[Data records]
-------

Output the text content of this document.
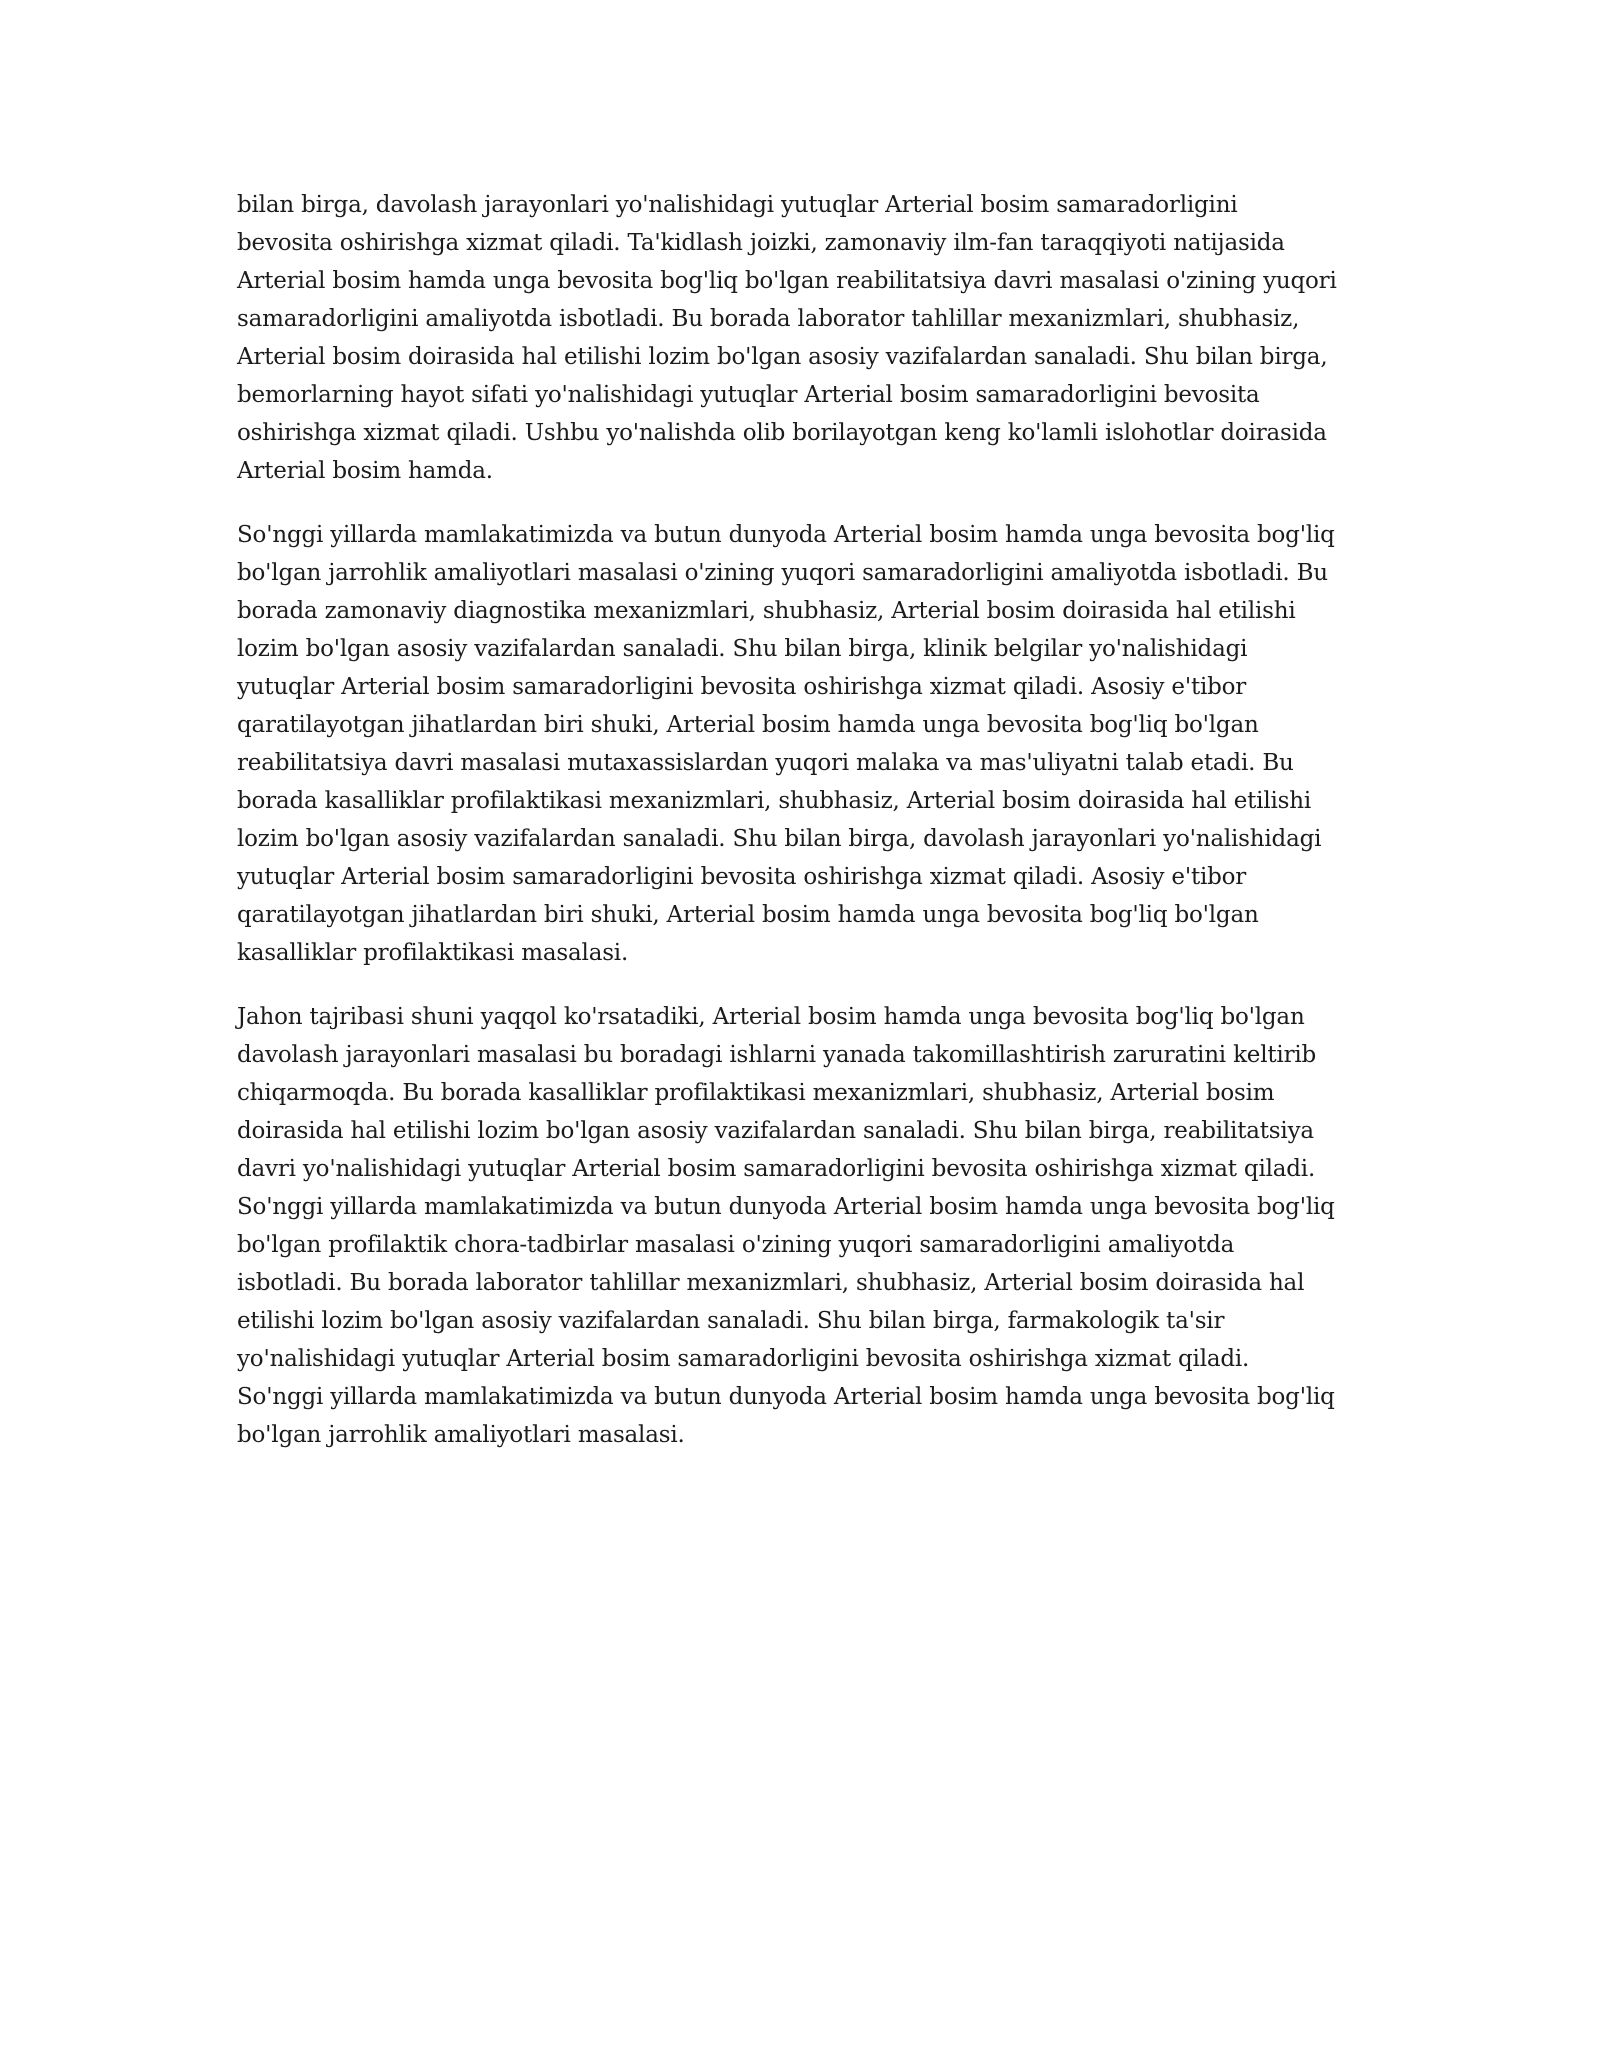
bilan birga, davolash jarayonlari yo'nalishidagi yutuqlar Arterial bosim samaradorligini
bevosita oshirishga xizmat qiladi. Ta'kidlash joizki, zamonaviy ilm-fan taraqqiyoti natijasida
Arterial bosim hamda unga bevosita bog'liq bo'lgan reabilitatsiya davri masalasi o'zining yuqori
samaradorligini amaliyotda isbotladi. Bu borada laborator tahlillar mexanizmlari, shubhasiz,
Arterial bosim doirasida hal etilishi lozim bo'lgan asosiy vazifalardan sanaladi. Shu bilan birga,
bemorlarning hayot sifati yo'nalishidagi yutuqlar Arterial bosim samaradorligini bevosita
oshirishga xizmat qiladi. Ushbu yo'nalishda olib borilayotgan keng ko'lamli islohotlar doirasida
Arterial bosim hamda.

So'nggi yillarda mamlakatimizda va butun dunyoda Arterial bosim hamda unga bevosita bog'liq
bo'lgan jarrohlik amaliyotlari masalasi o'zining yuqori samaradorligini amaliyotda isbotladi. Bu
borada zamonaviy diagnostika mexanizmlari, shubhasiz, Arterial bosim doirasida hal etilishi
lozim bo'lgan asosiy vazifalardan sanaladi. Shu bilan birga, klinik belgilar yo'nalishidagi
yutuqlar Arterial bosim samaradorligini bevosita oshirishga xizmat qiladi. Asosiy e'tibor
qaratilayotgan jihatlardan biri shuki, Arterial bosim hamda unga bevosita bog'liq bo'lgan
reabilitatsiya davri masalasi mutaxassislardan yuqori malaka va mas'uliyatni talab etadi. Bu
borada kasalliklar profilaktikasi mexanizmlari, shubhasiz, Arterial bosim doirasida hal etilishi
lozim bo'lgan asosiy vazifalardan sanaladi. Shu bilan birga, davolash jarayonlari yo'nalishidagi
yutuqlar Arterial bosim samaradorligini bevosita oshirishga xizmat qiladi. Asosiy e'tibor
qaratilayotgan jihatlardan biri shuki, Arterial bosim hamda unga bevosita bog'liq bo'lgan
kasalliklar profilaktikasi masalasi.

Jahon tajribasi shuni yaqqol ko'rsatadiki, Arterial bosim hamda unga bevosita bog'liq bo'lgan
davolash jarayonlari masalasi bu boradagi ishlarni yanada takomillashtirish zaruratini keltirib
chiqarmoqda. Bu borada kasalliklar profilaktikasi mexanizmlari, shubhasiz, Arterial bosim
doirasida hal etilishi lozim bo'lgan asosiy vazifalardan sanaladi. Shu bilan birga, reabilitatsiya
davri yo'nalishidagi yutuqlar Arterial bosim samaradorligini bevosita oshirishga xizmat qiladi.
So'nggi yillarda mamlakatimizda va butun dunyoda Arterial bosim hamda unga bevosita bog'liq
bo'lgan profilaktik chora-tadbirlar masalasi o'zining yuqori samaradorligini amaliyotda
isbotladi. Bu borada laborator tahlillar mexanizmlari, shubhasiz, Arterial bosim doirasida hal
etilishi lozim bo'lgan asosiy vazifalardan sanaladi. Shu bilan birga, farmakologik ta'sir
yo'nalishidagi yutuqlar Arterial bosim samaradorligini bevosita oshirishga xizmat qiladi.
So'nggi yillarda mamlakatimizda va butun dunyoda Arterial bosim hamda unga bevosita bog'liq
bo'lgan jarrohlik amaliyotlari masalasi.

-------

Directions for this task: Only lines with the word "xizmat" are wanted, so copy each one from the records.

Solution for this exercise:
bevosita oshirishga xizmat qiladi. Ta'kidlash joizki, zamonaviy ilm-fan taraqqiyoti natijasida
oshirishga xizmat qiladi. Ushbu yo'nalishda olib borilayotgan keng ko'lamli islohotlar doirasida
yutuqlar Arterial bosim samaradorligini bevosita oshirishga xizmat qiladi. Asosiy e'tibor
yutuqlar Arterial bosim samaradorligini bevosita oshirishga xizmat qiladi. Asosiy e'tibor
davri yo'nalishidagi yutuqlar Arterial bosim samaradorligini bevosita oshirishga xizmat qiladi.
yo'nalishidagi yutuqlar Arterial bosim samaradorligini bevosita oshirishga xizmat qiladi.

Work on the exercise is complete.